--- START OF Material shown ---
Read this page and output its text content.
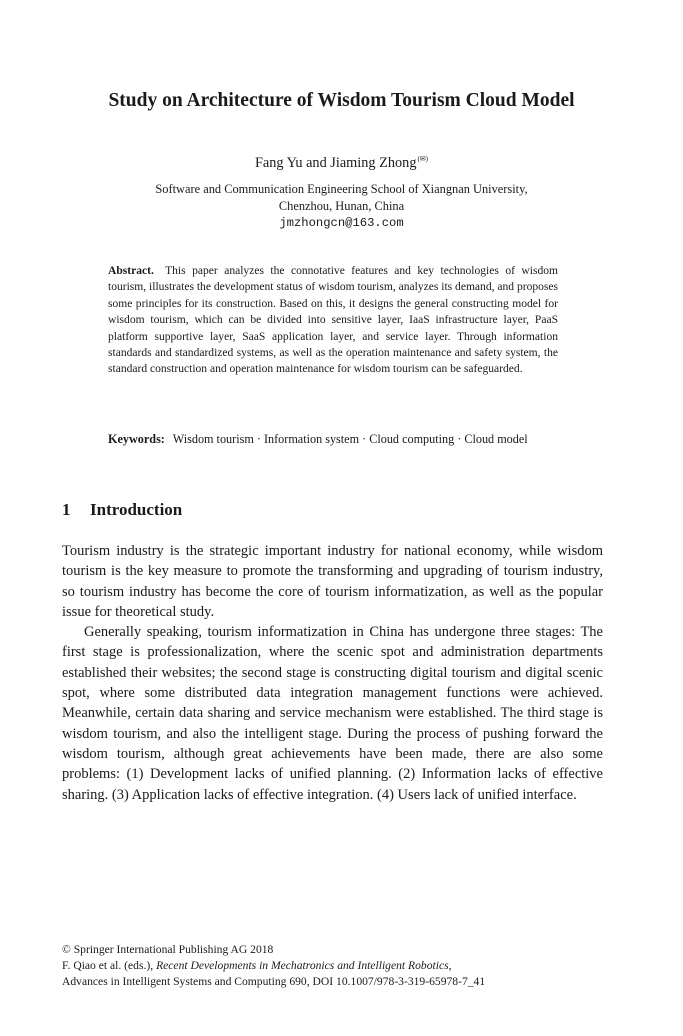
Study on Architecture of Wisdom Tourism Cloud Model
Fang Yu and Jiaming Zhong(✉)
Software and Communication Engineering School of Xiangnan University,
Chenzhou, Hunan, China
jmzhongcn@163.com

Abstract. This paper analyzes the connotative features and key technologies of wisdom tourism, illustrates the development status of wisdom tourism, analyzes its demand, and proposes some principles for its construction. Based on this, it designs the general constructing model for wisdom tourism, which can be divided into sensitive layer, IaaS infrastructure layer, PaaS platform supportive layer, SaaS application layer, and service layer. Through information standards and standardized systems, as well as the operation maintenance and safety system, the standard construction and operation maintenance for wisdom tourism can be safeguarded.

Keywords: Wisdom tourism · Information system · Cloud computing · Cloud model

1 Introduction

Tourism industry is the strategic important industry for national economy, while wisdom tourism is the key measure to promote the transforming and upgrading of tourism industry, so tourism industry has become the core of tourism informatization, as well as the popular issue for theoretical study.

Generally speaking, tourism informatization in China has undergone three stages: The first stage is professionalization, where the scenic spot and administration departments established their websites; the second stage is constructing digital tourism and digital scenic spot, where some distributed data integration management functions were achieved. Meanwhile, certain data sharing and service mechanism were established. The third stage is wisdom tourism, and also the intelligent stage. During the process of pushing forward the wisdom tourism, although great achievements have been made, there are also some problems: (1) Development lacks of unified planning. (2) Information lacks of effective sharing. (3) Application lacks of effective integration. (4) Users lack of unified interface.

© Springer International Publishing AG 2018
F. Qiao et al. (eds.), Recent Developments in Mechatronics and Intelligent Robotics,
Advances in Intelligent Systems and Computing 690, DOI 10.1007/978-3-319-65978-7_41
--- END OF Material shown ---
What needs to be done. In the records above, locate every line with the string "some" and copy it.

The result.
Abstract. This paper analyzes the connotative features and key technologies of wisdom tourism, illustrates the development status of wisdom tourism, analyzes its demand, and proposes some principles for its construction. Based on this, it designs the general constructing model for wisdom tourism, which can be divided into sensitive layer, IaaS infrastructure layer, PaaS platform supportive layer, SaaS application layer, and service layer. Through information standards and standardized systems, as well as the operation maintenance and safety system, the standard construction and operation maintenance for wisdom tourism can be safeguarded.
Generally speaking, tourism informatization in China has undergone three stages: The first stage is professionalization, where the scenic spot and administration departments established their websites; the second stage is constructing digital tourism and digital scenic spot, where some distributed data integration management functions were achieved. Meanwhile, certain data sharing and service mechanism were established. The third stage is wisdom tourism, and also the intelligent stage. During the process of pushing forward the wisdom tourism, although great achievements have been made, there are also some problems: (1) Development lacks of unified planning. (2) Information lacks of effective sharing. (3) Application lacks of effective integration. (4) Users lack of unified interface.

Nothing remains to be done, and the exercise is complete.